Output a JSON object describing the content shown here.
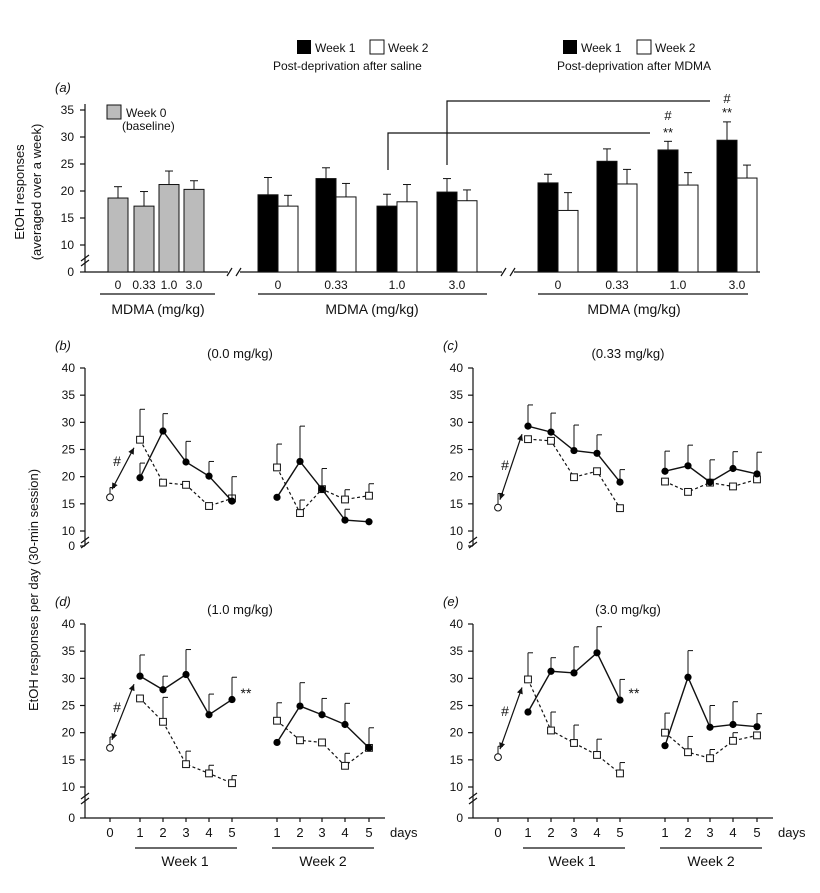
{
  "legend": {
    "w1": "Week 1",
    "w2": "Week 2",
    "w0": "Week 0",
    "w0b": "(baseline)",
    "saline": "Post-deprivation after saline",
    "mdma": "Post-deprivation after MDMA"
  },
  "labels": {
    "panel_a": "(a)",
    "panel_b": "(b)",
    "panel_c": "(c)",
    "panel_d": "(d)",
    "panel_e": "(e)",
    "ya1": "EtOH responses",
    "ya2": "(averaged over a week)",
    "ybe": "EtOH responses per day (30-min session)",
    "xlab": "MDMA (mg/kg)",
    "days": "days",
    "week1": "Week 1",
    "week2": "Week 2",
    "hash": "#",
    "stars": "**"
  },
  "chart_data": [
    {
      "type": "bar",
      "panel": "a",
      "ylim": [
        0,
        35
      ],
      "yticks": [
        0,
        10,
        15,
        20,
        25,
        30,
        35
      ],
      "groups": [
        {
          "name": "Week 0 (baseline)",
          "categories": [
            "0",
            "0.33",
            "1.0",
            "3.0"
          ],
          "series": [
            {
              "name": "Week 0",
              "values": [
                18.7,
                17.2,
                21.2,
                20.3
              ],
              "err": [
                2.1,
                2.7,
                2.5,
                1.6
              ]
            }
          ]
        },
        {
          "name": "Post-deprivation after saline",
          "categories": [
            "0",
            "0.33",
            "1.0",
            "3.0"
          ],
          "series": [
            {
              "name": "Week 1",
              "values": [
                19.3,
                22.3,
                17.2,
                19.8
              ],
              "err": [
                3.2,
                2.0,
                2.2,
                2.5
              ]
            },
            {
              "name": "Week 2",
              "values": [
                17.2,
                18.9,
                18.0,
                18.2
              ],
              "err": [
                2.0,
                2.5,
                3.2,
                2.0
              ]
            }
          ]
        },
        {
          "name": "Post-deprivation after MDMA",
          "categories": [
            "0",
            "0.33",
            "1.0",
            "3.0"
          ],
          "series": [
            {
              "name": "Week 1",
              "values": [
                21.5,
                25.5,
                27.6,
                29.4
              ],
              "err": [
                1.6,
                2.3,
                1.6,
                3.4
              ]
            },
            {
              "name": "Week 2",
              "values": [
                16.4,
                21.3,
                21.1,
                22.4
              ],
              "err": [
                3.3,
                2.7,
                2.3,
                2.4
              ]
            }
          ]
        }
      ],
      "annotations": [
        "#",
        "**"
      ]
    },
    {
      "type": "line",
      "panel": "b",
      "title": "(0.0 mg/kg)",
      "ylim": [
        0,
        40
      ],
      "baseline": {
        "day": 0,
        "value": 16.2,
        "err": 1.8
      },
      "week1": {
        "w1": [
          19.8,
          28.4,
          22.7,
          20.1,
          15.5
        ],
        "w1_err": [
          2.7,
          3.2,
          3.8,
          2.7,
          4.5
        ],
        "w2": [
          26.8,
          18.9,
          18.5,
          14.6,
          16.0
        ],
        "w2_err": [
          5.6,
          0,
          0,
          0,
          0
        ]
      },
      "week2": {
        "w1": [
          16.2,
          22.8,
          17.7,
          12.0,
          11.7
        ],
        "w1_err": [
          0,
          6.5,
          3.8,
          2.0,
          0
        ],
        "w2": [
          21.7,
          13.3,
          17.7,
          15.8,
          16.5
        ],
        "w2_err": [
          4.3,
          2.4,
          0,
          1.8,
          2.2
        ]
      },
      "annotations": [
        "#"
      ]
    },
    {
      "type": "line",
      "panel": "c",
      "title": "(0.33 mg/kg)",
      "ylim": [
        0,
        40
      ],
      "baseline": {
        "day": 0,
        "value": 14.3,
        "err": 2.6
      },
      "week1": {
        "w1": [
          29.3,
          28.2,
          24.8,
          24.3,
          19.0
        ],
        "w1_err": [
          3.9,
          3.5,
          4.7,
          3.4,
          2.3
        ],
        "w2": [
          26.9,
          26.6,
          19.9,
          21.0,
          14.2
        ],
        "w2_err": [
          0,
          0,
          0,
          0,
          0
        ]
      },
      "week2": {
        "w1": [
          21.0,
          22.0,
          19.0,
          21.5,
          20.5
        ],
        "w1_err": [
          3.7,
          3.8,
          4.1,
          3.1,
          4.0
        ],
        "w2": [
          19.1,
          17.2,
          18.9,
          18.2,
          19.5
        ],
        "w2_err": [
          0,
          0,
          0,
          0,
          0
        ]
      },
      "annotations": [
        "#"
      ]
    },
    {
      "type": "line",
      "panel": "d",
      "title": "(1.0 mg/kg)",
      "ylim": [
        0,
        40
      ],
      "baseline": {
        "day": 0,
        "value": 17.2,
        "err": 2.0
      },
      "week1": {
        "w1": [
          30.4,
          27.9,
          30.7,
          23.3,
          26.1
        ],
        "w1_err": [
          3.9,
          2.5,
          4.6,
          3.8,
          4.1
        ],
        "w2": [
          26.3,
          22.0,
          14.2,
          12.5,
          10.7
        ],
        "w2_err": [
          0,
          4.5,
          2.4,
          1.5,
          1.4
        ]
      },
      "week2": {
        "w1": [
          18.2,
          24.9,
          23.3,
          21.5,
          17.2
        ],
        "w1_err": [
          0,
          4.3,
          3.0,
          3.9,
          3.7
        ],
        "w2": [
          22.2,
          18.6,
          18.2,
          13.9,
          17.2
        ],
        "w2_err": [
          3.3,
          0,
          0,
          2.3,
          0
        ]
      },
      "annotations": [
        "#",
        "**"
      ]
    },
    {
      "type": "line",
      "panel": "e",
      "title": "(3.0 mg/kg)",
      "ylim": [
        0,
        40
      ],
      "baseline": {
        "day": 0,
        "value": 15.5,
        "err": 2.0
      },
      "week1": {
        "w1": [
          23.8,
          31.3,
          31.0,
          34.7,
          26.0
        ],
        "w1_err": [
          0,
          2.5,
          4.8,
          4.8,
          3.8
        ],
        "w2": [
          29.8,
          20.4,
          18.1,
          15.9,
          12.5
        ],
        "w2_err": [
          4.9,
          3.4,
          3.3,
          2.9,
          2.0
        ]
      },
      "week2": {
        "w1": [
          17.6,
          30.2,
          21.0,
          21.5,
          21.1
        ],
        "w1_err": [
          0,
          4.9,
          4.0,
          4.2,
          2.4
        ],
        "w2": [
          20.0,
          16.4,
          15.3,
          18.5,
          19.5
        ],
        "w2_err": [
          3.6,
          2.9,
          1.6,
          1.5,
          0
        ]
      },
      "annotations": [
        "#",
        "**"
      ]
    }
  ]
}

════

*Instructions for the task*. Retype each line of the listing above word for word. Exclude the pictures.

*Exercise output*.
Output a JSON object describing the content shown here.
{
  "legend": {
    "w1": "Week 1",
    "w2": "Week 2",
    "w0": "Week 0",
    "w0b": "(baseline)",
    "saline": "Post-deprivation after saline",
    "mdma": "Post-deprivation after MDMA"
  },
  "labels": {
    "panel_a": "(a)",
    "panel_b": "(b)",
    "panel_c": "(c)",
    "panel_d": "(d)",
    "panel_e": "(e)",
    "ya1": "EtOH responses",
    "ya2": "(averaged over a week)",
    "ybe": "EtOH responses per day (30-min session)",
    "xlab": "MDMA (mg/kg)",
    "days": "days",
    "week1": "Week 1",
    "week2": "Week 2",
    "hash": "#",
    "stars": "**"
  },
  "chart_data": [
    {
      "type": "bar",
      "panel": "a",
      "ylim": [
        0,
        35
      ],
      "yticks": [
        0,
        10,
        15,
        20,
        25,
        30,
        35
      ],
      "groups": [
        {
          "name": "Week 0 (baseline)",
          "categories": [
            "0",
            "0.33",
            "1.0",
            "3.0"
          ],
          "series": [
            {
              "name": "Week 0",
              "values": [
                18.7,
                17.2,
                21.2,
                20.3
              ],
              "err": [
                2.1,
                2.7,
                2.5,
                1.6
              ]
            }
          ]
        },
        {
          "name": "Post-deprivation after saline",
          "categories": [
            "0",
            "0.33",
            "1.0",
            "3.0"
          ],
          "series": [
            {
              "name": "Week 1",
              "values": [
                19.3,
                22.3,
                17.2,
                19.8
              ],
              "err": [
                3.2,
                2.0,
                2.2,
                2.5
              ]
            },
            {
              "name": "Week 2",
              "values": [
                17.2,
                18.9,
                18.0,
                18.2
              ],
              "err": [
                2.0,
                2.5,
                3.2,
                2.0
              ]
            }
          ]
        },
        {
          "name": "Post-deprivation after MDMA",
          "categories": [
            "0",
            "0.33",
            "1.0",
            "3.0"
          ],
          "series": [
            {
              "name": "Week 1",
              "values": [
                21.5,
                25.5,
                27.6,
                29.4
              ],
              "err": [
                1.6,
                2.3,
                1.6,
                3.4
              ]
            },
            {
              "name": "Week 2",
              "values": [
                16.4,
                21.3,
                21.1,
                22.4
              ],
              "err": [
                3.3,
                2.7,
                2.3,
                2.4
              ]
            }
          ]
        }
      ],
      "annotations": [
        "#",
        "**"
      ]
    },
    {
      "type": "line",
      "panel": "b",
      "title": "(0.0 mg/kg)",
      "ylim": [
        0,
        40
      ],
      "baseline": {
        "day": 0,
        "value": 16.2,
        "err": 1.8
      },
      "week1": {
        "w1": [
          19.8,
          28.4,
          22.7,
          20.1,
          15.5
        ],
        "w1_err": [
          2.7,
          3.2,
          3.8,
          2.7,
          4.5
        ],
        "w2": [
          26.8,
          18.9,
          18.5,
          14.6,
          16.0
        ],
        "w2_err": [
          5.6,
          0,
          0,
          0,
          0
        ]
      },
      "week2": {
        "w1": [
          16.2,
          22.8,
          17.7,
          12.0,
          11.7
        ],
        "w1_err": [
          0,
          6.5,
          3.8,
          2.0,
          0
        ],
        "w2": [
          21.7,
          13.3,
          17.7,
          15.8,
          16.5
        ],
        "w2_err": [
          4.3,
          2.4,
          0,
          1.8,
          2.2
        ]
      },
      "annotations": [
        "#"
      ]
    },
    {
      "type": "line",
      "panel": "c",
      "title": "(0.33 mg/kg)",
      "ylim": [
        0,
        40
      ],
      "baseline": {
        "day": 0,
        "value": 14.3,
        "err": 2.6
      },
      "week1": {
        "w1": [
          29.3,
          28.2,
          24.8,
          24.3,
          19.0
        ],
        "w1_err": [
          3.9,
          3.5,
          4.7,
          3.4,
          2.3
        ],
        "w2": [
          26.9,
          26.6,
          19.9,
          21.0,
          14.2
        ],
        "w2_err": [
          0,
          0,
          0,
          0,
          0
        ]
      },
      "week2": {
        "w1": [
          21.0,
          22.0,
          19.0,
          21.5,
          20.5
        ],
        "w1_err": [
          3.7,
          3.8,
          4.1,
          3.1,
          4.0
        ],
        "w2": [
          19.1,
          17.2,
          18.9,
          18.2,
          19.5
        ],
        "w2_err": [
          0,
          0,
          0,
          0,
          0
        ]
      },
      "annotations": [
        "#"
      ]
    },
    {
      "type": "line",
      "panel": "d",
      "title": "(1.0 mg/kg)",
      "ylim": [
        0,
        40
      ],
      "baseline": {
        "day": 0,
        "value": 17.2,
        "err": 2.0
      },
      "week1": {
        "w1": [
          30.4,
          27.9,
          30.7,
          23.3,
          26.1
        ],
        "w1_err": [
          3.9,
          2.5,
          4.6,
          3.8,
          4.1
        ],
        "w2": [
          26.3,
          22.0,
          14.2,
          12.5,
          10.7
        ],
        "w2_err": [
          0,
          4.5,
          2.4,
          1.5,
          1.4
        ]
      },
      "week2": {
        "w1": [
          18.2,
          24.9,
          23.3,
          21.5,
          17.2
        ],
        "w1_err": [
          0,
          4.3,
          3.0,
          3.9,
          3.7
        ],
        "w2": [
          22.2,
          18.6,
          18.2,
          13.9,
          17.2
        ],
        "w2_err": [
          3.3,
          0,
          0,
          2.3,
          0
        ]
      },
      "annotations": [
        "#",
        "**"
      ]
    },
    {
      "type": "line",
      "panel": "e",
      "title": "(3.0 mg/kg)",
      "ylim": [
        0,
        40
      ],
      "baseline": {
        "day": 0,
        "value": 15.5,
        "err": 2.0
      },
      "week1": {
        "w1": [
          23.8,
          31.3,
          31.0,
          34.7,
          26.0
        ],
        "w1_err": [
          0,
          2.5,
          4.8,
          4.8,
          3.8
        ],
        "w2": [
          29.8,
          20.4,
          18.1,
          15.9,
          12.5
        ],
        "w2_err": [
          4.9,
          3.4,
          3.3,
          2.9,
          2.0
        ]
      },
      "week2": {
        "w1": [
          17.6,
          30.2,
          21.0,
          21.5,
          21.1
        ],
        "w1_err": [
          0,
          4.9,
          4.0,
          4.2,
          2.4
        ],
        "w2": [
          20.0,
          16.4,
          15.3,
          18.5,
          19.5
        ],
        "w2_err": [
          3.6,
          2.9,
          1.6,
          1.5,
          0
        ]
      },
      "annotations": [
        "#",
        "**"
      ]
    }
  ]
}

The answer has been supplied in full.